- **Records from a collection**:
___
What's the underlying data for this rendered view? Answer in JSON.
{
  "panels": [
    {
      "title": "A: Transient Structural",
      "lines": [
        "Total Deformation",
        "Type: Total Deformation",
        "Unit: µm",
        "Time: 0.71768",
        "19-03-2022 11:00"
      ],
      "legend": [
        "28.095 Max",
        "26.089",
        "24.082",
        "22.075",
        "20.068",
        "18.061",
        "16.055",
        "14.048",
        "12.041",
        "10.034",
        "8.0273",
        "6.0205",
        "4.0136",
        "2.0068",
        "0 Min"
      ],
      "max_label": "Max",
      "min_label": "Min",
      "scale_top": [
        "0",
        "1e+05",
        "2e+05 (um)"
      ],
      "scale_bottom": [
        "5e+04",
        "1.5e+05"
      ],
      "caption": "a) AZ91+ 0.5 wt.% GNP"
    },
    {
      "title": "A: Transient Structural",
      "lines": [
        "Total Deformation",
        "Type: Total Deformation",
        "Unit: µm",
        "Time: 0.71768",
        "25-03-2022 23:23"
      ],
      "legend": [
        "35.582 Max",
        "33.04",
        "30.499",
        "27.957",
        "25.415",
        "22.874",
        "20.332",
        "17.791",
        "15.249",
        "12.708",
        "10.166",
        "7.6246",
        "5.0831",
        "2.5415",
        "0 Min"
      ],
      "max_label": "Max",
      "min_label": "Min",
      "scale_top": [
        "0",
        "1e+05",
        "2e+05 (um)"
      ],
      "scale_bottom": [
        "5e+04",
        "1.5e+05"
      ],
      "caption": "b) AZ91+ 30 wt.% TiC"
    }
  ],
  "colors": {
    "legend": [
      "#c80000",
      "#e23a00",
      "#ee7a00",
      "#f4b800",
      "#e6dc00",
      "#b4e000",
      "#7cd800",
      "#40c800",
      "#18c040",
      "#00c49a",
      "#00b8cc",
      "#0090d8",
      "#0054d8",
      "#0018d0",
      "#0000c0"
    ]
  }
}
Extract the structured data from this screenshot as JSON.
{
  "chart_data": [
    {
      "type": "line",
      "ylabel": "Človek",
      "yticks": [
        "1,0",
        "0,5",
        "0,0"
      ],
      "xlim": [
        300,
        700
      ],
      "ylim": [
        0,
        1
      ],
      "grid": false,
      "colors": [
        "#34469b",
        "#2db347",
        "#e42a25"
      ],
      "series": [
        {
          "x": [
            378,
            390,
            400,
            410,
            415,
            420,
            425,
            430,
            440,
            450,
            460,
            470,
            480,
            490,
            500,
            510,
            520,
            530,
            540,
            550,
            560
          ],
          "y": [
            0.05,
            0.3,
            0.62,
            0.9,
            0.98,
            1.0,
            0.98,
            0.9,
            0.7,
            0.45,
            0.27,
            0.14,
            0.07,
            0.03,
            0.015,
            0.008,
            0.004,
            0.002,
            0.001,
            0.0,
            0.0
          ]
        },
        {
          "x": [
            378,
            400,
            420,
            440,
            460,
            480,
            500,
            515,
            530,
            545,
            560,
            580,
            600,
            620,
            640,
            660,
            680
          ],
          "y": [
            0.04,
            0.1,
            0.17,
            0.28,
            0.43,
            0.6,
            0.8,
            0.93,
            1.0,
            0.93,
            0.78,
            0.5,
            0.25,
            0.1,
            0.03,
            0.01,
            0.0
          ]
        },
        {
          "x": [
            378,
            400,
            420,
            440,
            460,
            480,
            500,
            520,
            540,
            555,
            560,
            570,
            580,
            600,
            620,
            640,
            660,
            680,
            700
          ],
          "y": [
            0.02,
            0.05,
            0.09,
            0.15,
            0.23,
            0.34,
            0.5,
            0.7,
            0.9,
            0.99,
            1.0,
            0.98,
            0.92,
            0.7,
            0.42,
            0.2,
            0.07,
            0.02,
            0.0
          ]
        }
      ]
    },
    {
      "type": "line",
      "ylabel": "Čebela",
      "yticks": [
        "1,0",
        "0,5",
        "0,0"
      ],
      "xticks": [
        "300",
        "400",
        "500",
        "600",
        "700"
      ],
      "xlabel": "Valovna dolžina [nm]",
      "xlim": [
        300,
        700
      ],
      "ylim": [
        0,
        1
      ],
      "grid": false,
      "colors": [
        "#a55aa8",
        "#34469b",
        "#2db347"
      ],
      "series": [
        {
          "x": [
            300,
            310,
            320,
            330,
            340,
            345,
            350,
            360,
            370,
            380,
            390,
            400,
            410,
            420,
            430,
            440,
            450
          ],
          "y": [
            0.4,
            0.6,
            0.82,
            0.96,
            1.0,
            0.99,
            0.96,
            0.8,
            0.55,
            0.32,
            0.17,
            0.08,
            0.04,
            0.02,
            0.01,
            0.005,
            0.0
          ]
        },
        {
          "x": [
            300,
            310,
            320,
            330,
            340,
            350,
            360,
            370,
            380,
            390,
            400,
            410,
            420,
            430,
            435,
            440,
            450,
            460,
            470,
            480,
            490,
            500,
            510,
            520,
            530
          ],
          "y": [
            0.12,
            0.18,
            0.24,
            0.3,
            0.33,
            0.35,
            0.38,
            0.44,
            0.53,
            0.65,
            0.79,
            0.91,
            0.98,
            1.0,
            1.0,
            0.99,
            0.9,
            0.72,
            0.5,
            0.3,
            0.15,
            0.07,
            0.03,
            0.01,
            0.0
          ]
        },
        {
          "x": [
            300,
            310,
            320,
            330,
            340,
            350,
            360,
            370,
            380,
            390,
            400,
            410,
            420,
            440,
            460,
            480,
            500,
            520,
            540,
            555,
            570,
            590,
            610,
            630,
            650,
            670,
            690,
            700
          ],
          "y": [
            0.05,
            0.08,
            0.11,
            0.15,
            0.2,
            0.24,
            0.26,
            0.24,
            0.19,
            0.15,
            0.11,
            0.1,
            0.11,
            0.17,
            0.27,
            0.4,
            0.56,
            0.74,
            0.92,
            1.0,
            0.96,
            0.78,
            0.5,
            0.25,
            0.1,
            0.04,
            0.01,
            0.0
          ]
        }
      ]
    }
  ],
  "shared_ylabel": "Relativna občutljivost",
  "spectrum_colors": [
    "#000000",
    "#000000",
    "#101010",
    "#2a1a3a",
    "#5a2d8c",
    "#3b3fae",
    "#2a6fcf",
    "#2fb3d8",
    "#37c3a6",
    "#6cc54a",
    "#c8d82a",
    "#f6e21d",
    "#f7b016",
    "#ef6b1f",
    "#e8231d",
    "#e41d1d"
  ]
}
___
- **Exercise details**: Transcribe all lines as written.

- **Output for this task**:
What's the underlying data for this rendered view? Answer in JSON.
{
  "panels": [
    {
      "title": "A: Transient Structural",
      "lines": [
        "Total Deformation",
        "Type: Total Deformation",
        "Unit: µm",
        "Time: 0.71768",
        "19-03-2022 11:00"
      ],
      "legend": [
        "28.095 Max",
        "26.089",
        "24.082",
        "22.075",
        "20.068",
        "18.061",
        "16.055",
        "14.048",
        "12.041",
        "10.034",
        "8.0273",
        "6.0205",
        "4.0136",
        "2.0068",
        "0 Min"
      ],
      "max_label": "Max",
      "min_label": "Min",
      "scale_top": [
        "0",
        "1e+05",
        "2e+05 (um)"
      ],
      "scale_bottom": [
        "5e+04",
        "1.5e+05"
      ],
      "caption": "a) AZ91+ 0.5 wt.% GNP"
    },
    {
      "title": "A: Transient Structural",
      "lines": [
        "Total Deformation",
        "Type: Total Deformation",
        "Unit: µm",
        "Time: 0.71768",
        "25-03-2022 23:23"
      ],
      "legend": [
        "35.582 Max",
        "33.04",
        "30.499",
        "27.957",
        "25.415",
        "22.874",
        "20.332",
        "17.791",
        "15.249",
        "12.708",
        "10.166",
        "7.6246",
        "5.0831",
        "2.5415",
        "0 Min"
      ],
      "max_label": "Max",
      "min_label": "Min",
      "scale_top": [
        "0",
        "1e+05",
        "2e+05 (um)"
      ],
      "scale_bottom": [
        "5e+04",
        "1.5e+05"
      ],
      "caption": "b) AZ91+ 30 wt.% TiC"
    }
  ],
  "colors": {
    "legend": [
      "#c80000",
      "#e23a00",
      "#ee7a00",
      "#f4b800",
      "#e6dc00",
      "#b4e000",
      "#7cd800",
      "#40c800",
      "#18c040",
      "#00c49a",
      "#00b8cc",
      "#0090d8",
      "#0054d8",
      "#0018d0",
      "#0000c0"
    ]
  }
}
Extract the structured data from this screenshot as JSON.
{
  "chart_data": [
    {
      "type": "line",
      "ylabel": "Človek",
      "yticks": [
        "1,0",
        "0,5",
        "0,0"
      ],
      "xlim": [
        300,
        700
      ],
      "ylim": [
        0,
        1
      ],
      "grid": false,
      "colors": [
        "#34469b",
        "#2db347",
        "#e42a25"
      ],
      "series": [
        {
          "x": [
            378,
            390,
            400,
            410,
            415,
            420,
            425,
            430,
            440,
            450,
            460,
            470,
            480,
            490,
            500,
            510,
            520,
            530,
            540,
            550,
            560
          ],
          "y": [
            0.05,
            0.3,
            0.62,
            0.9,
            0.98,
            1.0,
            0.98,
            0.9,
            0.7,
            0.45,
            0.27,
            0.14,
            0.07,
            0.03,
            0.015,
            0.008,
            0.004,
            0.002,
            0.001,
            0.0,
            0.0
          ]
        },
        {
          "x": [
            378,
            400,
            420,
            440,
            460,
            480,
            500,
            515,
            530,
            545,
            560,
            580,
            600,
            620,
            640,
            660,
            680
          ],
          "y": [
            0.04,
            0.1,
            0.17,
            0.28,
            0.43,
            0.6,
            0.8,
            0.93,
            1.0,
            0.93,
            0.78,
            0.5,
            0.25,
            0.1,
            0.03,
            0.01,
            0.0
          ]
        },
        {
          "x": [
            378,
            400,
            420,
            440,
            460,
            480,
            500,
            520,
            540,
            555,
            560,
            570,
            580,
            600,
            620,
            640,
            660,
            680,
            700
          ],
          "y": [
            0.02,
            0.05,
            0.09,
            0.15,
            0.23,
            0.34,
            0.5,
            0.7,
            0.9,
            0.99,
            1.0,
            0.98,
            0.92,
            0.7,
            0.42,
            0.2,
            0.07,
            0.02,
            0.0
          ]
        }
      ]
    },
    {
      "type": "line",
      "ylabel": "Čebela",
      "yticks": [
        "1,0",
        "0,5",
        "0,0"
      ],
      "xticks": [
        "300",
        "400",
        "500",
        "600",
        "700"
      ],
      "xlabel": "Valovna dolžina [nm]",
      "xlim": [
        300,
        700
      ],
      "ylim": [
        0,
        1
      ],
      "grid": false,
      "colors": [
        "#a55aa8",
        "#34469b",
        "#2db347"
      ],
      "series": [
        {
          "x": [
            300,
            310,
            320,
            330,
            340,
            345,
            350,
            360,
            370,
            380,
            390,
            400,
            410,
            420,
            430,
            440,
            450
          ],
          "y": [
            0.4,
            0.6,
            0.82,
            0.96,
            1.0,
            0.99,
            0.96,
            0.8,
            0.55,
            0.32,
            0.17,
            0.08,
            0.04,
            0.02,
            0.01,
            0.005,
            0.0
          ]
        },
        {
          "x": [
            300,
            310,
            320,
            330,
            340,
            350,
            360,
            370,
            380,
            390,
            400,
            410,
            420,
            430,
            435,
            440,
            450,
            460,
            470,
            480,
            490,
            500,
            510,
            520,
            530
          ],
          "y": [
            0.12,
            0.18,
            0.24,
            0.3,
            0.33,
            0.35,
            0.38,
            0.44,
            0.53,
            0.65,
            0.79,
            0.91,
            0.98,
            1.0,
            1.0,
            0.99,
            0.9,
            0.72,
            0.5,
            0.3,
            0.15,
            0.07,
            0.03,
            0.01,
            0.0
          ]
        },
        {
          "x": [
            300,
            310,
            320,
            330,
            340,
            350,
            360,
            370,
            380,
            390,
            400,
            410,
            420,
            440,
            460,
            480,
            500,
            520,
            540,
            555,
            570,
            590,
            610,
            630,
            650,
            670,
            690,
            700
          ],
          "y": [
            0.05,
            0.08,
            0.11,
            0.15,
            0.2,
            0.24,
            0.26,
            0.24,
            0.19,
            0.15,
            0.11,
            0.1,
            0.11,
            0.17,
            0.27,
            0.4,
            0.56,
            0.74,
            0.92,
            1.0,
            0.96,
            0.78,
            0.5,
            0.25,
            0.1,
            0.04,
            0.01,
            0.0
          ]
        }
      ]
    }
  ],
  "shared_ylabel": "Relativna občutljivost",
  "spectrum_colors": [
    "#000000",
    "#000000",
    "#101010",
    "#2a1a3a",
    "#5a2d8c",
    "#3b3fae",
    "#2a6fcf",
    "#2fb3d8",
    "#37c3a6",
    "#6cc54a",
    "#c8d82a",
    "#f6e21d",
    "#f7b016",
    "#ef6b1f",
    "#e8231d",
    "#e41d1d"
  ]
}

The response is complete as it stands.